» Raw records:
BEGIN

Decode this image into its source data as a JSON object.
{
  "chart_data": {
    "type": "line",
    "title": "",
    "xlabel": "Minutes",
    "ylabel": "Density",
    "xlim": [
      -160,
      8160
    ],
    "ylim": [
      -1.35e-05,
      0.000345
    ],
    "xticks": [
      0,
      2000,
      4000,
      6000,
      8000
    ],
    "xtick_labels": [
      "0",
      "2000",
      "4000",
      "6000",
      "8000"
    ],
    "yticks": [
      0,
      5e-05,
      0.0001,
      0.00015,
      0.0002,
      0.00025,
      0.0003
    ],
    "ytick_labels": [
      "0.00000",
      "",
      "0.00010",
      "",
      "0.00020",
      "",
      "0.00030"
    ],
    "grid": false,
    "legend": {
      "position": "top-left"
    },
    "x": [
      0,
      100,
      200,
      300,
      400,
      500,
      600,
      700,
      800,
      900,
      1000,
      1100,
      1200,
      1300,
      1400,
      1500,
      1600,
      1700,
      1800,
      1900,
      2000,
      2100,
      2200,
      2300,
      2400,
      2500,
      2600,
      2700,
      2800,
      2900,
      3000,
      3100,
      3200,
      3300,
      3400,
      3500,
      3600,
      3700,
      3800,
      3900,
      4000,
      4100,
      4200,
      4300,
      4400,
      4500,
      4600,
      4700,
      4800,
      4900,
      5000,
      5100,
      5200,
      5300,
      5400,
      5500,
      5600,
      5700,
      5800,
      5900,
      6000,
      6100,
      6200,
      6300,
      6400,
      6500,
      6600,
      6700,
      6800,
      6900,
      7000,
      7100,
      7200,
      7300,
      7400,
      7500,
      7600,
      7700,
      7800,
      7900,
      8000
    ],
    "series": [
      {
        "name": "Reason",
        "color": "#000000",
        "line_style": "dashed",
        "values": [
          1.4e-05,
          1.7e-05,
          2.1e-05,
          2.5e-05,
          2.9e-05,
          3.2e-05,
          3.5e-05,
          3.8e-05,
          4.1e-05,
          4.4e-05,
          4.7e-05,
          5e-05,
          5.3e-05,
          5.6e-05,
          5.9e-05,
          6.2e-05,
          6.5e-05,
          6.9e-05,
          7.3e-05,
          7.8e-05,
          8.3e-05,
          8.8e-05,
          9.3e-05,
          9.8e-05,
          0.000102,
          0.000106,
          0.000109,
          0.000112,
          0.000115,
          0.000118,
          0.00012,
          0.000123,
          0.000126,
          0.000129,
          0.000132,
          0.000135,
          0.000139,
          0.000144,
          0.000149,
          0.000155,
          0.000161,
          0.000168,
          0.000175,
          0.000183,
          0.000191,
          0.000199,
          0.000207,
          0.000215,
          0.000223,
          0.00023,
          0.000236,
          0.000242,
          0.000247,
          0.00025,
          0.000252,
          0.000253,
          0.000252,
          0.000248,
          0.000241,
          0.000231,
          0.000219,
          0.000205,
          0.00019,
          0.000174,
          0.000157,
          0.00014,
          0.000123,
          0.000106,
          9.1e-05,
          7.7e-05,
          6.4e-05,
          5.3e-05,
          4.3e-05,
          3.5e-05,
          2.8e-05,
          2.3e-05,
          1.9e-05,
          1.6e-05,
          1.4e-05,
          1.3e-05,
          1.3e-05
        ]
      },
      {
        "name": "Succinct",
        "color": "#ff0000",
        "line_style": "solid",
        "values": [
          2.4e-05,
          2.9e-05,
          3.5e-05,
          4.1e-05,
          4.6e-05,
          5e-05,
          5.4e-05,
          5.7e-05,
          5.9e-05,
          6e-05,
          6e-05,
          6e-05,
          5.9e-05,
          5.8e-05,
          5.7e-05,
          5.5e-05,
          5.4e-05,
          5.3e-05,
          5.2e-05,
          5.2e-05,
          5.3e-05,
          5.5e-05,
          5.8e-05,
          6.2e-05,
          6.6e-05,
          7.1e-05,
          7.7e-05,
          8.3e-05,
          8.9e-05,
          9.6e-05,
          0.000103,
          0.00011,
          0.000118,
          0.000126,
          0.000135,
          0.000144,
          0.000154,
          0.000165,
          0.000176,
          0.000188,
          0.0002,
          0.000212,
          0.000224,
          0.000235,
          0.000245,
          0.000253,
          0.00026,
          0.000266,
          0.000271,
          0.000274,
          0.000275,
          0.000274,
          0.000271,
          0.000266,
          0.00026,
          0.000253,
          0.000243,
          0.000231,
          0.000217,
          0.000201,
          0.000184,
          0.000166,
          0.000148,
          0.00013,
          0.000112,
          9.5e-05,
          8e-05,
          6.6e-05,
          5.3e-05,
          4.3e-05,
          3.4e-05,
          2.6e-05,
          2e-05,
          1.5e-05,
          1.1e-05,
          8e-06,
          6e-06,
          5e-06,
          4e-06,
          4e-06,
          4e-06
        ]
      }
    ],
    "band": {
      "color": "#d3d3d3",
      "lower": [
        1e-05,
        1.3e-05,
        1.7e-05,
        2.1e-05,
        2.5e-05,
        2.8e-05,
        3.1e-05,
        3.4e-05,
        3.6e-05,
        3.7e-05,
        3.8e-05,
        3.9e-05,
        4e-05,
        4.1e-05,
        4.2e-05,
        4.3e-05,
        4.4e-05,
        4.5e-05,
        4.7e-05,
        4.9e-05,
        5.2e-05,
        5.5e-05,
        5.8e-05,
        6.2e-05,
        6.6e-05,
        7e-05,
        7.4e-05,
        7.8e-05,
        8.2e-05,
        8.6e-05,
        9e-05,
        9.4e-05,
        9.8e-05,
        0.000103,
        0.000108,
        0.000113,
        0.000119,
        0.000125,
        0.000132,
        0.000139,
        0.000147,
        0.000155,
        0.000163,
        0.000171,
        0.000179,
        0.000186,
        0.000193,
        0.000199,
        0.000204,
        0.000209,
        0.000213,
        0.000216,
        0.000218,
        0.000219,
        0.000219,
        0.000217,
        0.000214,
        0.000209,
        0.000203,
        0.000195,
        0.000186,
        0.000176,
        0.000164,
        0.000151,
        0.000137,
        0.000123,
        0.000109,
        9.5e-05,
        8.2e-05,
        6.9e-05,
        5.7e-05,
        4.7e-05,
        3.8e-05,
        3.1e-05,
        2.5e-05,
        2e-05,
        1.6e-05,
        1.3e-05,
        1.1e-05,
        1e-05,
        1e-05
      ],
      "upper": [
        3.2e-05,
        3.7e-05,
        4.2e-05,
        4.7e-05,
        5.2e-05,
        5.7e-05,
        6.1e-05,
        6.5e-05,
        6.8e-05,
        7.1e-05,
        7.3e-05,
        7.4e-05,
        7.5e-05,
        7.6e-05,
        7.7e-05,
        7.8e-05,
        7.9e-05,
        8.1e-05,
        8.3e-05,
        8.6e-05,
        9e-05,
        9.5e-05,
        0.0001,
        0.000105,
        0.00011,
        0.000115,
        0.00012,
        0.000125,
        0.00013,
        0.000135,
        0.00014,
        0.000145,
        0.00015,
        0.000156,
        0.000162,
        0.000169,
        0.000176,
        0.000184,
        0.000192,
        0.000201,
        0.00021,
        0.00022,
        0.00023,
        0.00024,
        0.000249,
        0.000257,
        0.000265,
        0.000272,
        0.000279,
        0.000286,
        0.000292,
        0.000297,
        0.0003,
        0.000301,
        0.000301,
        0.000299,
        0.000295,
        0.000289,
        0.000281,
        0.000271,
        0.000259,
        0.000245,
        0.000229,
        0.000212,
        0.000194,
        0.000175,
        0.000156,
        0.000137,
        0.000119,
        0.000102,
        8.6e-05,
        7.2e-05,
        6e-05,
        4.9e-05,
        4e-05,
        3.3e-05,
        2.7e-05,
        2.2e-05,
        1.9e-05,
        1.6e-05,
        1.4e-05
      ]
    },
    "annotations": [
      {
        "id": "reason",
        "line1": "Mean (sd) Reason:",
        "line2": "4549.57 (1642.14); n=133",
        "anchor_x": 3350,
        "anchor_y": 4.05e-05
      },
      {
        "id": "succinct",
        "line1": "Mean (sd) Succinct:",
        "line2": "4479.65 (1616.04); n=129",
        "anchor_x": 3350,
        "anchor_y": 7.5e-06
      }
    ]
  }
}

END

» Requirements: Answer with one number: how many lines in the listing hold "Mean".

» Answer: 2